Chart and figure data
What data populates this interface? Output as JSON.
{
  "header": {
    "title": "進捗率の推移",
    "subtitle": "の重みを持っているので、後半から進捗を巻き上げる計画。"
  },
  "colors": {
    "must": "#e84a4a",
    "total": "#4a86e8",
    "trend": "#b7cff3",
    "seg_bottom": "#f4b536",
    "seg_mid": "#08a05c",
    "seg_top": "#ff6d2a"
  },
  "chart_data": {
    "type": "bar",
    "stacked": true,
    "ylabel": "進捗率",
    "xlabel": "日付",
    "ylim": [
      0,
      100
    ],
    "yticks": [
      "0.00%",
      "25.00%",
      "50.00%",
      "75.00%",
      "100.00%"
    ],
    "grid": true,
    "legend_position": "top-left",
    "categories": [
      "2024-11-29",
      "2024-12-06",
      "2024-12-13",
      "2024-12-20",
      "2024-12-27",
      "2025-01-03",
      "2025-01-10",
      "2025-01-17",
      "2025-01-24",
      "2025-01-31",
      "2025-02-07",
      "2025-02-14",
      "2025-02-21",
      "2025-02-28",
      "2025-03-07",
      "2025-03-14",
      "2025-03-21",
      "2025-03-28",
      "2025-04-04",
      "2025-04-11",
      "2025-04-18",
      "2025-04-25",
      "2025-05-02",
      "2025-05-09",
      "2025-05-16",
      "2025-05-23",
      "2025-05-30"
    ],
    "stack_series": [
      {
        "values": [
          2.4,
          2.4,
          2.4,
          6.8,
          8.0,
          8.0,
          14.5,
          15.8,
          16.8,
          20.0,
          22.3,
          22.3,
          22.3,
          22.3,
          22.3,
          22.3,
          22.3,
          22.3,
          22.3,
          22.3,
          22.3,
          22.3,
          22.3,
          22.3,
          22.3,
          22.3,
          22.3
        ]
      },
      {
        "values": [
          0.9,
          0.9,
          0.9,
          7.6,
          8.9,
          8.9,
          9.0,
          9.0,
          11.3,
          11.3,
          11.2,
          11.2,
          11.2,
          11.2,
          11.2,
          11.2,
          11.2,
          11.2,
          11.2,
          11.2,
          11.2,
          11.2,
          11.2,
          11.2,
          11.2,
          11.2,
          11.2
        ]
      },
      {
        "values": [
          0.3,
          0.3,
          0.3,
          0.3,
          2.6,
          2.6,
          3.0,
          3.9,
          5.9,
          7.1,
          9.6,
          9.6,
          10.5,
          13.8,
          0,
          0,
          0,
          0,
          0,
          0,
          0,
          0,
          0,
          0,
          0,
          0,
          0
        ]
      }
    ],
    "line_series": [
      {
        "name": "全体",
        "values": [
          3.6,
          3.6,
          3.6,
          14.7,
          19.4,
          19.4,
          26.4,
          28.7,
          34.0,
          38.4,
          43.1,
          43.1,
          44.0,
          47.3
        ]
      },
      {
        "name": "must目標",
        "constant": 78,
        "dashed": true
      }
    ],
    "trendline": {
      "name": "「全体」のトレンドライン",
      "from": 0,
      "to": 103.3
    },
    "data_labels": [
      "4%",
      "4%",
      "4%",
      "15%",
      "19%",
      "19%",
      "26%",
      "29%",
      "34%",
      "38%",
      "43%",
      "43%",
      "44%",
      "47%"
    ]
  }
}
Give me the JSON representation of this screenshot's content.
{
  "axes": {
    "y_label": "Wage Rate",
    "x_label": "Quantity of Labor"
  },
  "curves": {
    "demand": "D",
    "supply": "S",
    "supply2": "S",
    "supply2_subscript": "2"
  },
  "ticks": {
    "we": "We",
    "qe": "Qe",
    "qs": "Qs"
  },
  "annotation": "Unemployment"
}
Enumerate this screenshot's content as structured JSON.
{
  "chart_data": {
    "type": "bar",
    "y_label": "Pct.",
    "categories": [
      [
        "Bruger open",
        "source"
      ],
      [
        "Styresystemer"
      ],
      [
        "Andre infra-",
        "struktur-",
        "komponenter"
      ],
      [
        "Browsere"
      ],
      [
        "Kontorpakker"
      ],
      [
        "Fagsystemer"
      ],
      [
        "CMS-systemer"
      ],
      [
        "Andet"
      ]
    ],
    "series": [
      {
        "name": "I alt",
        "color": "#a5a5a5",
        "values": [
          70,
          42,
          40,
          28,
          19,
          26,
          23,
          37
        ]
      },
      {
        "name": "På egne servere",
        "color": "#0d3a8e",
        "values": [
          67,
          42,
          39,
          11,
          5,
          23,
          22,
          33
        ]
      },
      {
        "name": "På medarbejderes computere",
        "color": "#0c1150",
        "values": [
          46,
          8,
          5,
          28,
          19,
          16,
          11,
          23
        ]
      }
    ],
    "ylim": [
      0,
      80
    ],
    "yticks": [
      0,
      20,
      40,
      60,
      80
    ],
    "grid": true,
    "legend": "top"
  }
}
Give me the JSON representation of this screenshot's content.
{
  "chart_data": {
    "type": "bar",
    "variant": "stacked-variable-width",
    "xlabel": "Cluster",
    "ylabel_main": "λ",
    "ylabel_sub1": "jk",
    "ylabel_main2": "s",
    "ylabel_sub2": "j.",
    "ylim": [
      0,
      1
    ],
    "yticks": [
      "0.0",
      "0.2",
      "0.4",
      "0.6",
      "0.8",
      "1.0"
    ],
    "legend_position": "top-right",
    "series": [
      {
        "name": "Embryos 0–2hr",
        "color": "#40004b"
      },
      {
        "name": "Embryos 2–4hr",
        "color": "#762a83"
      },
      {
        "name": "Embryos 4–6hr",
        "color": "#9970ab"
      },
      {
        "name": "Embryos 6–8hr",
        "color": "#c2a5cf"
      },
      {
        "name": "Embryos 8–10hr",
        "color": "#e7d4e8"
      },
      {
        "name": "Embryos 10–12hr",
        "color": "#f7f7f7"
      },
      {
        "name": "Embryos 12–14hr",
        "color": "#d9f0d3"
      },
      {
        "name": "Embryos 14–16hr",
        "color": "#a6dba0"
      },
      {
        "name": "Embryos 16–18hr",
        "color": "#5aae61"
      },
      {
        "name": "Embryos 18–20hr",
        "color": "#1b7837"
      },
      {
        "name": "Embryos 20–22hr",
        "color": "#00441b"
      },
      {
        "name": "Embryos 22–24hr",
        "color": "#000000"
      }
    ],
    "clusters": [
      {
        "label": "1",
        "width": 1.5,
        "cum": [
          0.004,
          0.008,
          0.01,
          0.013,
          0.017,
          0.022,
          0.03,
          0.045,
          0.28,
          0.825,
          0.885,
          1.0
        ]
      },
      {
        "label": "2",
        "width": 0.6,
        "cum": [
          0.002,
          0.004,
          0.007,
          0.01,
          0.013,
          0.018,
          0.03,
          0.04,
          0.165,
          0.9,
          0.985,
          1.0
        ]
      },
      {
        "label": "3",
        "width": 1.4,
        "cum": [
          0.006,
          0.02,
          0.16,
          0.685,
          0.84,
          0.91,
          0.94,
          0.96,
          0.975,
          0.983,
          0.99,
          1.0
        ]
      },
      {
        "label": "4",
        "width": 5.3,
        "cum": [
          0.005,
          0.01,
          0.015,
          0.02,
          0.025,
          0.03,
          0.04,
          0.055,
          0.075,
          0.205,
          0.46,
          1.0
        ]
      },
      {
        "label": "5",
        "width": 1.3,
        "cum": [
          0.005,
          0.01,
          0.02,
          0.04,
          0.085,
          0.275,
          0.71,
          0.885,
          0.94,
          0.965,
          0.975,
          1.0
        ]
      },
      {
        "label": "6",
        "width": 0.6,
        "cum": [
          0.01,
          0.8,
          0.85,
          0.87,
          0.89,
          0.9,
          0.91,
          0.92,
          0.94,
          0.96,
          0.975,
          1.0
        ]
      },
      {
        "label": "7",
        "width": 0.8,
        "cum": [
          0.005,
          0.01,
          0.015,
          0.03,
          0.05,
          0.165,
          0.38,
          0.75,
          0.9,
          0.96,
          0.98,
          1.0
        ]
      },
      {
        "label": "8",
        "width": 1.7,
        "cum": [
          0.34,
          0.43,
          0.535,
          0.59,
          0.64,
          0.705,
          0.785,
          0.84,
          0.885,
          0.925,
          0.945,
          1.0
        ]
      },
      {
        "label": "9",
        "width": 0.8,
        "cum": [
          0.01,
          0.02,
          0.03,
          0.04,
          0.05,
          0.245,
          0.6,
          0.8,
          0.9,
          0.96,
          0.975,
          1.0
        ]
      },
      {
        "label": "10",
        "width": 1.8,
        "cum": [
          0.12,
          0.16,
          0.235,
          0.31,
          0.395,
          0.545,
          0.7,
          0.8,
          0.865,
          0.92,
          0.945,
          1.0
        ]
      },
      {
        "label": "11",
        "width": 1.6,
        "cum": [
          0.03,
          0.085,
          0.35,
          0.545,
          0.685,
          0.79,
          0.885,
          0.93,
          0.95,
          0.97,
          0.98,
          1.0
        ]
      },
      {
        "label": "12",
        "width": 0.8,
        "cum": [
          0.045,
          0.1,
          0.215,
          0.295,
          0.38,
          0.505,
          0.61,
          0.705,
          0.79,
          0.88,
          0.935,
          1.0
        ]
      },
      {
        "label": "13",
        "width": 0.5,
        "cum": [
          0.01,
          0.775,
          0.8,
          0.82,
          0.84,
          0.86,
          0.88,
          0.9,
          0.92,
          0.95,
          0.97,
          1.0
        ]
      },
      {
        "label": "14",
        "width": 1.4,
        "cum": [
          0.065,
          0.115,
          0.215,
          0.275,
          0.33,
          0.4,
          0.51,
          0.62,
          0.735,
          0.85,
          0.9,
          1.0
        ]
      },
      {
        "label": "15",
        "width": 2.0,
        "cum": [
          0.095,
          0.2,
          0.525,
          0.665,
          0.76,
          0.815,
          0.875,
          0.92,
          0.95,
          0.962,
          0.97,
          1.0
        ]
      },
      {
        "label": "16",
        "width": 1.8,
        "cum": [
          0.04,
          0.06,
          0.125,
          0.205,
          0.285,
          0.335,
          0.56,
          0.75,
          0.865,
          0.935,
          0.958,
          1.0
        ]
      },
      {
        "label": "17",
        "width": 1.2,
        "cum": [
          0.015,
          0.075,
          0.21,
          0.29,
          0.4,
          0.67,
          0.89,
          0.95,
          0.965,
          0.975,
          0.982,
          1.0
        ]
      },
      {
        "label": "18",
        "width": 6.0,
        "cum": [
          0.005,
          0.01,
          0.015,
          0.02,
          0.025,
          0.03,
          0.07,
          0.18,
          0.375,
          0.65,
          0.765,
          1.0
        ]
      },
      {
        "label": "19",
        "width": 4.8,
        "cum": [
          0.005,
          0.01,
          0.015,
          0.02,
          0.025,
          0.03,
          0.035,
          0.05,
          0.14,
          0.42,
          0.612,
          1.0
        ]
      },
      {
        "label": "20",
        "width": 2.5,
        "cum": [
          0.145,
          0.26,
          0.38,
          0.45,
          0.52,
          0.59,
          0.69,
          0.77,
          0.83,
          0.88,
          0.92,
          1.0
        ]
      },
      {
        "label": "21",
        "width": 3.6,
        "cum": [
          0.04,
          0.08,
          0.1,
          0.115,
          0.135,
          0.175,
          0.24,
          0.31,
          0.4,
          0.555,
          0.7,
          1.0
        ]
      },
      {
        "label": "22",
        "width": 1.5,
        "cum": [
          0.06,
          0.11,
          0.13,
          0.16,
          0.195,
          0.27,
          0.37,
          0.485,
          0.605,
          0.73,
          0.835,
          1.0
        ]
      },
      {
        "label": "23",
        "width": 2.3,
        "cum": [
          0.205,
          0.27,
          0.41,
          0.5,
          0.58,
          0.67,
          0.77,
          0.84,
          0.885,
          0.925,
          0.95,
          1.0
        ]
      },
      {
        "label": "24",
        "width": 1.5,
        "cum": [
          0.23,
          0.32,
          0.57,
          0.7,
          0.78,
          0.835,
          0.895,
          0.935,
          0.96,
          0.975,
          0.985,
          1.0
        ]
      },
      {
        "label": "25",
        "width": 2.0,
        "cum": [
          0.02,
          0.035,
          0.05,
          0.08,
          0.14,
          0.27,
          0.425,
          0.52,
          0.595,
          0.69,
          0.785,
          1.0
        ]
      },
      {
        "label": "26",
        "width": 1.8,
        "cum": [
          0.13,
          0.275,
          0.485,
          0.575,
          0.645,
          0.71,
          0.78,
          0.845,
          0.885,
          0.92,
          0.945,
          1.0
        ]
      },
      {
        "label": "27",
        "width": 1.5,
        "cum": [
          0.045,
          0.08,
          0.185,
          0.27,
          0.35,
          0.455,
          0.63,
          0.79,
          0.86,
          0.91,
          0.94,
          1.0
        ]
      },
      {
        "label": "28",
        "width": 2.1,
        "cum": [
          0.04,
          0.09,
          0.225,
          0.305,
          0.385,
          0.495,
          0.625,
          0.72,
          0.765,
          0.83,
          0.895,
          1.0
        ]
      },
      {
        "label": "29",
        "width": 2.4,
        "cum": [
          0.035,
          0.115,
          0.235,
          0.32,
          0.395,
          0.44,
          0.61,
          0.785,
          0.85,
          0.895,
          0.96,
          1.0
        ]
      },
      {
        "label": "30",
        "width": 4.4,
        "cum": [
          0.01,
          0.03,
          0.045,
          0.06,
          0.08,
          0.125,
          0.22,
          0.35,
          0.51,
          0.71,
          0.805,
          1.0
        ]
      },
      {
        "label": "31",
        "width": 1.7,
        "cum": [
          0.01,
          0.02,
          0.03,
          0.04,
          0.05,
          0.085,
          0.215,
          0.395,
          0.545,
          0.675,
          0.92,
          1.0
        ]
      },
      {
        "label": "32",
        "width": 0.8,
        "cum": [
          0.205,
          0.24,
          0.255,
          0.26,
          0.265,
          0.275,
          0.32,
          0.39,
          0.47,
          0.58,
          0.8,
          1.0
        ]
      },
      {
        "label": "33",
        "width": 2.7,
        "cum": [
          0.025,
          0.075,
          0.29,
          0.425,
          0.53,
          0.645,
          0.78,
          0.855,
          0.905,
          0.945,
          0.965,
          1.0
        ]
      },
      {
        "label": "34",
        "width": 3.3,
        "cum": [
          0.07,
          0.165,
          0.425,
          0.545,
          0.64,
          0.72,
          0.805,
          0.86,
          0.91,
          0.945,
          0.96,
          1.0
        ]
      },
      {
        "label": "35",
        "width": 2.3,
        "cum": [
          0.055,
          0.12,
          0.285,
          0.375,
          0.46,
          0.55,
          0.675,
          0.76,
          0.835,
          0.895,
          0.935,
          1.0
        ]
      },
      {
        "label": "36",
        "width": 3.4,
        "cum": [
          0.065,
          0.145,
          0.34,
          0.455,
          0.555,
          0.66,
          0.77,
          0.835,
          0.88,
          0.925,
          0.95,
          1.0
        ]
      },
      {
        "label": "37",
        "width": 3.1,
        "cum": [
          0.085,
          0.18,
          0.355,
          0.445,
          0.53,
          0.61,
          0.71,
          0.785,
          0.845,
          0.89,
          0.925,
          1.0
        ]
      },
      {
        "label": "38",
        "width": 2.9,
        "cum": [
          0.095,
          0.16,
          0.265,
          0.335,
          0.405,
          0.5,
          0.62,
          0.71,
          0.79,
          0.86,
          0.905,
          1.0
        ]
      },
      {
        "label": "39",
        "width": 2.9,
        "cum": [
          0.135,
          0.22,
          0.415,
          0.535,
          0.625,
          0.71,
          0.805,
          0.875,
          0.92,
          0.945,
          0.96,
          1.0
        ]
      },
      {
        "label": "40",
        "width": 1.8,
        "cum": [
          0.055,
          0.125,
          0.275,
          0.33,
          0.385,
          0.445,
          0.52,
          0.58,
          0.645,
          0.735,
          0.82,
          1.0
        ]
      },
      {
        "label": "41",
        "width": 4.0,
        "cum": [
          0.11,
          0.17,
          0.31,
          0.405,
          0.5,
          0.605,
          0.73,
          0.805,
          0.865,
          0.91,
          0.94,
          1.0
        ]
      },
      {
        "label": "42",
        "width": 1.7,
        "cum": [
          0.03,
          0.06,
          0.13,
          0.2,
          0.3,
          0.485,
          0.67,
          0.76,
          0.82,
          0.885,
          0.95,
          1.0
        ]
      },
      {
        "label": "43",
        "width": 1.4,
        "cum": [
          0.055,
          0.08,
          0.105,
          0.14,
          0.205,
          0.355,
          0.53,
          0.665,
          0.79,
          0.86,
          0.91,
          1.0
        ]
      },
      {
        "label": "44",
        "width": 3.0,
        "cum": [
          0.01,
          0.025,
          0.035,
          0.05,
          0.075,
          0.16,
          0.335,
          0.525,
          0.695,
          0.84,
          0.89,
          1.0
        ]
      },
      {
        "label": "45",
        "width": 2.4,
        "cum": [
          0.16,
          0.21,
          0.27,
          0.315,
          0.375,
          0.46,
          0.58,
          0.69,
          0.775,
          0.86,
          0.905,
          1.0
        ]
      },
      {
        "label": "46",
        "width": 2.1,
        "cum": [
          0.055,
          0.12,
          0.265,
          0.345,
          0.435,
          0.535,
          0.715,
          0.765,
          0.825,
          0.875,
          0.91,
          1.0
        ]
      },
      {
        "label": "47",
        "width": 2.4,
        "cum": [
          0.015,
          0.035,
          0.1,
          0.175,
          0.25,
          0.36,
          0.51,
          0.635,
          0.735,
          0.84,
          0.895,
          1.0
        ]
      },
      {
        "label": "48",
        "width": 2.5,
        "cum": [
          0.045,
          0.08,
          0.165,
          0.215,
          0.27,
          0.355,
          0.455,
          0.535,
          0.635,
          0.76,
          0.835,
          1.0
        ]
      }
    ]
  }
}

Task to carry out: Return each line of the listing that holds the string "this".

Reply:
What data populates this interface? Output as JSON.
Give me the JSON representation of this screenshot's content.
Enumerate this screenshot's content as structured JSON.
Give me the JSON representation of this screenshot's content.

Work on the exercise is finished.